Exercise requirements:
Filter the data below for the string "바코드는" and copy each matching line.

Source data:
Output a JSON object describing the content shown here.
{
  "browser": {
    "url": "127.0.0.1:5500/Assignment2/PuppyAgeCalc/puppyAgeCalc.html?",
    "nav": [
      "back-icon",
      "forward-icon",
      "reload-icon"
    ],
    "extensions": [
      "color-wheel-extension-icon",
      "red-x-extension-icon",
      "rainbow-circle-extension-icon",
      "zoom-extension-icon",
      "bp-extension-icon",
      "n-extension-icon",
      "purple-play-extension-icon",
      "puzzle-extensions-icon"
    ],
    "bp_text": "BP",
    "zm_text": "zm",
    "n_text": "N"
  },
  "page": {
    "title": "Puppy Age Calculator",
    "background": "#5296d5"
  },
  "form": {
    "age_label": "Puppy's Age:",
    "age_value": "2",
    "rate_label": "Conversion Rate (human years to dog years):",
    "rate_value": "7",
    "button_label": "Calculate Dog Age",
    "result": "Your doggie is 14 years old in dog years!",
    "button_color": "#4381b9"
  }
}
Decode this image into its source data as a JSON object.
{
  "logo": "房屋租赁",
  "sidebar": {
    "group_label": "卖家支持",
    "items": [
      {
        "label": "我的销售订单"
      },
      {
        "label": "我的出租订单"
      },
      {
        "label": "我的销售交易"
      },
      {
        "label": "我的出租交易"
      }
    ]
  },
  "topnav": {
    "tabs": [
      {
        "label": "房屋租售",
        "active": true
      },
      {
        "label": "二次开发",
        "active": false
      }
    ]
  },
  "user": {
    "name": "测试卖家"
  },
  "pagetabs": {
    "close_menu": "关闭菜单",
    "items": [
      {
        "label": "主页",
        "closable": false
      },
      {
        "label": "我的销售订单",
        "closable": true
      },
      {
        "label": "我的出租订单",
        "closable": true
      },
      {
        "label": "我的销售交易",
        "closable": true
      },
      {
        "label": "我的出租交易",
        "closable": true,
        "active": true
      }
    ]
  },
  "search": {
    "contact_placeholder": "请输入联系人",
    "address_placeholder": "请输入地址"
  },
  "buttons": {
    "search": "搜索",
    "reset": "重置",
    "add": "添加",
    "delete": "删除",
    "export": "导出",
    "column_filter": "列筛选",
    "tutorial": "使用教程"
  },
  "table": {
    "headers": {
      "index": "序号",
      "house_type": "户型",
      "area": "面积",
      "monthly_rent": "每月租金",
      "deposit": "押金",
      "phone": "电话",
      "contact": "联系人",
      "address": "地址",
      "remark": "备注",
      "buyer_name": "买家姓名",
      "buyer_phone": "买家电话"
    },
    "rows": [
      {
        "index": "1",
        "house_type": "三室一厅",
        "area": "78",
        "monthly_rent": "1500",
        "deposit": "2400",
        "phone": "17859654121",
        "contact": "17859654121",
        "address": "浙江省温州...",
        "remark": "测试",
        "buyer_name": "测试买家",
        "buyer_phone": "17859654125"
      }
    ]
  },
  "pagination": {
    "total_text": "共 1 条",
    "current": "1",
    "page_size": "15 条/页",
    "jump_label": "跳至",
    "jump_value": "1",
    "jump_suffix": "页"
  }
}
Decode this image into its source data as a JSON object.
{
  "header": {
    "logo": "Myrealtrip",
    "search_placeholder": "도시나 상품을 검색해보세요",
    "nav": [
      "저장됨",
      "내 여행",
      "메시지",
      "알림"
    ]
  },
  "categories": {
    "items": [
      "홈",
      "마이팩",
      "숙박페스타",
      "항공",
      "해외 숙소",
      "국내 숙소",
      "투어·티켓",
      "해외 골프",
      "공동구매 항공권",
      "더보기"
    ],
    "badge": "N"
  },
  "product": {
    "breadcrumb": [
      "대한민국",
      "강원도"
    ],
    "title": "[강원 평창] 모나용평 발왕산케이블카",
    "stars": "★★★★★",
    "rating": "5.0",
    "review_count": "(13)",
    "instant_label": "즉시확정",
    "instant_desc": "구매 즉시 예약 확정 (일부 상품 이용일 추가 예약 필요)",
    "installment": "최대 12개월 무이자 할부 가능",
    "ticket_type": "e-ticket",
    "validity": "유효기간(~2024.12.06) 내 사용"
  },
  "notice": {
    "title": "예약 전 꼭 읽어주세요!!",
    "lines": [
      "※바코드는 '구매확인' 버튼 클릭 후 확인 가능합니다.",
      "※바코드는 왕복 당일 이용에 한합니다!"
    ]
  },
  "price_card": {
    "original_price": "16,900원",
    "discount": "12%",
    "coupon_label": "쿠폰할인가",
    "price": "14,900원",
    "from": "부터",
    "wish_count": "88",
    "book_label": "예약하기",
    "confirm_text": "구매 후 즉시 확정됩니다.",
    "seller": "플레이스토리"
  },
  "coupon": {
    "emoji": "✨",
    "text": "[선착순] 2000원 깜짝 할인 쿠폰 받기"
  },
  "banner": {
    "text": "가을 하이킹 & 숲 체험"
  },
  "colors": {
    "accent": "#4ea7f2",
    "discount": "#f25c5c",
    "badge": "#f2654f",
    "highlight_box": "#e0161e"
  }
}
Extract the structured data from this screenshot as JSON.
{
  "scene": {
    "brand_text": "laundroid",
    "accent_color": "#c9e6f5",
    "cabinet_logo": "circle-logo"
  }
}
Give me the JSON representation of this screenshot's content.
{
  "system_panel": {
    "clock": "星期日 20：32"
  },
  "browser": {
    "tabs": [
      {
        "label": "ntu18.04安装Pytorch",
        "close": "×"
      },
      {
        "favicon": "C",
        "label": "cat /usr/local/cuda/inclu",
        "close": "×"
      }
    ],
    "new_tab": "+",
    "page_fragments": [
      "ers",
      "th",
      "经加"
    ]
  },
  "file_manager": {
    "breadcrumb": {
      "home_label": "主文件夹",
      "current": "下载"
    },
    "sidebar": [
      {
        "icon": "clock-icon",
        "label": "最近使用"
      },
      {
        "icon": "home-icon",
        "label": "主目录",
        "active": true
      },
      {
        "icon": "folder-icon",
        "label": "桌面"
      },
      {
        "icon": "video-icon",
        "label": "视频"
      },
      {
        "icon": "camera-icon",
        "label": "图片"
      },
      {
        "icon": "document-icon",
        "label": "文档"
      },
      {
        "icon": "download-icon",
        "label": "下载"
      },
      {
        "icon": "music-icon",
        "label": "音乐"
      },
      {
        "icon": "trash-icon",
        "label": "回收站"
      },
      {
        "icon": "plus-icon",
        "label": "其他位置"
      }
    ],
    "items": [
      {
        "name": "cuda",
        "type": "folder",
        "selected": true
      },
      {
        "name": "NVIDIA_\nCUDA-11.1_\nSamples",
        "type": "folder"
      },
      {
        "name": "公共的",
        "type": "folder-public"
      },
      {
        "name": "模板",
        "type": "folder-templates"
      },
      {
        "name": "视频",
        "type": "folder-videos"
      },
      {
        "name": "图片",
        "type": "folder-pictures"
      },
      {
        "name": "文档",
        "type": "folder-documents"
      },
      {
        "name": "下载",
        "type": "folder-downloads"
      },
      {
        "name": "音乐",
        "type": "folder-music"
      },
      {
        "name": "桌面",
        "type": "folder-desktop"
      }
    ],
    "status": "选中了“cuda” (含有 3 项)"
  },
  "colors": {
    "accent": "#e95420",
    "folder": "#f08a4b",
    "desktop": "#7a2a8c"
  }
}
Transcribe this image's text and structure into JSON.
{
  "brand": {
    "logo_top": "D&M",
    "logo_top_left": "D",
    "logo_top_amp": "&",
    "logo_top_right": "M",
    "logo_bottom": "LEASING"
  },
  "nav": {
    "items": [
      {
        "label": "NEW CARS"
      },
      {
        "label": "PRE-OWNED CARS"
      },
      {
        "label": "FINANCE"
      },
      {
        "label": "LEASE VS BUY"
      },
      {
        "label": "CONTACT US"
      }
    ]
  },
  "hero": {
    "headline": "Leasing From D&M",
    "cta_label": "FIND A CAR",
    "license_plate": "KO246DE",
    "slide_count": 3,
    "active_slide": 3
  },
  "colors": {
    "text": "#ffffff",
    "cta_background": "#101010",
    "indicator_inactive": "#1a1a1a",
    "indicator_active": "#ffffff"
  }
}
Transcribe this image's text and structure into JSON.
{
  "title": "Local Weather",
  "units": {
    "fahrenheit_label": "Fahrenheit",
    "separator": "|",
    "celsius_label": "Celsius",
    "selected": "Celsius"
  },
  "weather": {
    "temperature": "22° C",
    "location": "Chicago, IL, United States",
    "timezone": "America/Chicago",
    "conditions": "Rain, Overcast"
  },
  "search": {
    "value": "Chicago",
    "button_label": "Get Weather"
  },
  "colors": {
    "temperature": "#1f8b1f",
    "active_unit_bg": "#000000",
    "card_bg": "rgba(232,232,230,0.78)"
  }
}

Solution for this exercise:
      "※바코드는 '구매확인' 버튼 클릭 후 확인 가능합니다.",
      "※바코드는 왕복 당일 이용에 한합니다!"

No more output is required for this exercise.